• Aim
Wherever the word "Zaynab" appears in the entries, copy the whole line.

╔══

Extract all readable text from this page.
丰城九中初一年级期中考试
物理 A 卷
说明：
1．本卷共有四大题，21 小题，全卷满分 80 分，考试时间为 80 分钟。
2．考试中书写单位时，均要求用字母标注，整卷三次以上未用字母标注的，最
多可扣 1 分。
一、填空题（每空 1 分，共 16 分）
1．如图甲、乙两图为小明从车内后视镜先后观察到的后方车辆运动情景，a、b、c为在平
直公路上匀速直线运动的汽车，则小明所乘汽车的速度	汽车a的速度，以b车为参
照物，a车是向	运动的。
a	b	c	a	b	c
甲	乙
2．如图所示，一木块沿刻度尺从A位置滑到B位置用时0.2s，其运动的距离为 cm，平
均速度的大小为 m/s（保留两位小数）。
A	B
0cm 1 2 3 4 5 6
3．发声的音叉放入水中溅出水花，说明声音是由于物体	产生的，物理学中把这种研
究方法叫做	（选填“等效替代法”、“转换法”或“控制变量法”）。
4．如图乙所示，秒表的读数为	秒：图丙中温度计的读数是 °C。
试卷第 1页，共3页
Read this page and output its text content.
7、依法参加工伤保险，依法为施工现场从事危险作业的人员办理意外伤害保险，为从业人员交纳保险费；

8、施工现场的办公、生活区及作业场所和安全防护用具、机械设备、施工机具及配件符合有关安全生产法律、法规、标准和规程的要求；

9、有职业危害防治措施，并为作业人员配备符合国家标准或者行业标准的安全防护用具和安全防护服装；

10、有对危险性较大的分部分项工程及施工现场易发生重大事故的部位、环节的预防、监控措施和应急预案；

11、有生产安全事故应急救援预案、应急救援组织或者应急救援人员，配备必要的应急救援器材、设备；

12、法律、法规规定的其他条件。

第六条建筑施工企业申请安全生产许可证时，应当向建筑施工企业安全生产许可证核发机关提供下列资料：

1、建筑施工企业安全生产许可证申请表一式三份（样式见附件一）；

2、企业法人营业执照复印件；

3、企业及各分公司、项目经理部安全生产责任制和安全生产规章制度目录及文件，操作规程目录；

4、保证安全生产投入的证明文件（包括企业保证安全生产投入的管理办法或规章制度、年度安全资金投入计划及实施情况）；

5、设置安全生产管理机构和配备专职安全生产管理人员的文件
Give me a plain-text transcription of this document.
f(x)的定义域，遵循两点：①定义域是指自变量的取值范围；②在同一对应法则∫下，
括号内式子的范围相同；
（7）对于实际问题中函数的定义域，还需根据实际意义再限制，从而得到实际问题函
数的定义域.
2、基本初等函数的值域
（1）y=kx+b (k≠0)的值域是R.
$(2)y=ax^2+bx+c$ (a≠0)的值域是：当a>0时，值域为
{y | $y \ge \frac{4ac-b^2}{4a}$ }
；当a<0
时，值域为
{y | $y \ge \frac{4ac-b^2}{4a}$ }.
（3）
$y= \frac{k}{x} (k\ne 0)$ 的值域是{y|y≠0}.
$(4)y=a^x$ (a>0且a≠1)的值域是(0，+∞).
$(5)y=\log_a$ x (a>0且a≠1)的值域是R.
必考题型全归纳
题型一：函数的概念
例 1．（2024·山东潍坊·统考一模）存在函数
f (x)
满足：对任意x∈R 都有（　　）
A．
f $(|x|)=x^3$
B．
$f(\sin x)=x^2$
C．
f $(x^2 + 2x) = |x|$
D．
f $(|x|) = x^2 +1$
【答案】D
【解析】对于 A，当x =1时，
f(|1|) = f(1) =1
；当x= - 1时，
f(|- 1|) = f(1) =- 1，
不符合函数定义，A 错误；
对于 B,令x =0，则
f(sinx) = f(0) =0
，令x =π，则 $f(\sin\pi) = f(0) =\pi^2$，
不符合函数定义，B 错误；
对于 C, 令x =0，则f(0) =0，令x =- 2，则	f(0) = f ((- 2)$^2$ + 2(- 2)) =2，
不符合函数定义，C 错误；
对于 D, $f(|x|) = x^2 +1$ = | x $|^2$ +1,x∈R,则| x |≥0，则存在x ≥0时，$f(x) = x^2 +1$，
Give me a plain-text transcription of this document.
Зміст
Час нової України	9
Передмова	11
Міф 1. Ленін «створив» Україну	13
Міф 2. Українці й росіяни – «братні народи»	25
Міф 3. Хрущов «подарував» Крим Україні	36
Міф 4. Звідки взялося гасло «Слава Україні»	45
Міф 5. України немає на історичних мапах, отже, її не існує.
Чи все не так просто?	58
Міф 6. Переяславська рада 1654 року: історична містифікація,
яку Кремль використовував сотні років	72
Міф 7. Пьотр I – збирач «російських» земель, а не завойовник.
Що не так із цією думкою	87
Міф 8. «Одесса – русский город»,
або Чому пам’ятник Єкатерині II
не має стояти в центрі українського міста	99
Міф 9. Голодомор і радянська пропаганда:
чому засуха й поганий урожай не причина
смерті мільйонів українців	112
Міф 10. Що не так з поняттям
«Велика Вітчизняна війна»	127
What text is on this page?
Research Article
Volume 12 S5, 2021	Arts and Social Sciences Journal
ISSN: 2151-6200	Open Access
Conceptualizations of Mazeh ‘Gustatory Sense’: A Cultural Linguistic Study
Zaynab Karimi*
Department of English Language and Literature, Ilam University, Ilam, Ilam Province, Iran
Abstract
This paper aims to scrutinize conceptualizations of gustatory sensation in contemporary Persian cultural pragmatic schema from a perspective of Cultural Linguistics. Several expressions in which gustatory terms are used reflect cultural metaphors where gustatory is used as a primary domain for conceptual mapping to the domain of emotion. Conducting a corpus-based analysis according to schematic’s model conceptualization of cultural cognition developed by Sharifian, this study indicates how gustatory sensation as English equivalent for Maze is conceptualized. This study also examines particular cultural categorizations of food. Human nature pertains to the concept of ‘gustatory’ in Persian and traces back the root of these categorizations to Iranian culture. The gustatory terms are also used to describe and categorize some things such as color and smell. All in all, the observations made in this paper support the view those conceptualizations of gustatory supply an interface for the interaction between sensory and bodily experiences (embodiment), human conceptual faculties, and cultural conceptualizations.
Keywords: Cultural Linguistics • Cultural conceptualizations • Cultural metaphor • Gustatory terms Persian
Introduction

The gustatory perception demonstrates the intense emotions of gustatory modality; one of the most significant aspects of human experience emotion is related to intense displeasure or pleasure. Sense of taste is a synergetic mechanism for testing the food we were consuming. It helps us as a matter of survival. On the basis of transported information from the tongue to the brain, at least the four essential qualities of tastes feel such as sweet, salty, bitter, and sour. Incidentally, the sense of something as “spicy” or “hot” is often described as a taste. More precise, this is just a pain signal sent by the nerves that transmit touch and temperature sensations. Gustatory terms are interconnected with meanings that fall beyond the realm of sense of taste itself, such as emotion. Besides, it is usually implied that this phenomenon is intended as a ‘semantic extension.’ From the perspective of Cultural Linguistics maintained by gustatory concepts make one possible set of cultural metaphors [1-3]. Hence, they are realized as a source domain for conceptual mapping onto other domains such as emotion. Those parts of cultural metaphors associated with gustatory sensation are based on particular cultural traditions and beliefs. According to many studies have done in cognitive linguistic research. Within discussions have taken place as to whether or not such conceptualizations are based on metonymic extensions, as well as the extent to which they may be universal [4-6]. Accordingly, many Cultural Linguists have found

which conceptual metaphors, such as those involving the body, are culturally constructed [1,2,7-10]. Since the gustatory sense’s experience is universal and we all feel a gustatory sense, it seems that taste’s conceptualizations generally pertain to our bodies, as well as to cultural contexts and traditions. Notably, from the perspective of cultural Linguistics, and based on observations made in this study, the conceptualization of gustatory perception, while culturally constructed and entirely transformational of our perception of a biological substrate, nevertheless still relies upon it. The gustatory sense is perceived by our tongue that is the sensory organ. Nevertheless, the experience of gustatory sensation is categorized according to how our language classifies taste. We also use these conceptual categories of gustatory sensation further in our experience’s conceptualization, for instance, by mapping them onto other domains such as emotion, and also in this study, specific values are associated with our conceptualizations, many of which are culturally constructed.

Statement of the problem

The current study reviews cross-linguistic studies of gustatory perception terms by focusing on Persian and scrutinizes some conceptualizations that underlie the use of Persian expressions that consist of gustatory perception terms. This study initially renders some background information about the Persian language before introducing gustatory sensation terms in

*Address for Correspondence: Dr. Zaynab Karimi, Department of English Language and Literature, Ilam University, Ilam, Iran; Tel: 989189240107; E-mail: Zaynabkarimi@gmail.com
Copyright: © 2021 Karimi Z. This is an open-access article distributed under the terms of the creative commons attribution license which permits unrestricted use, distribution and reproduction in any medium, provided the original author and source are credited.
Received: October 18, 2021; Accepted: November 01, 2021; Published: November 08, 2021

╚══

• Exercise response
Zaynab Karimi*
*Address for Correspondence: Dr. Zaynab Karimi, Department of English Language and Literature, Ilam University, Ilam, Iran; Tel: 989189240107; E-mail: Zaynabkarimi@gmail.com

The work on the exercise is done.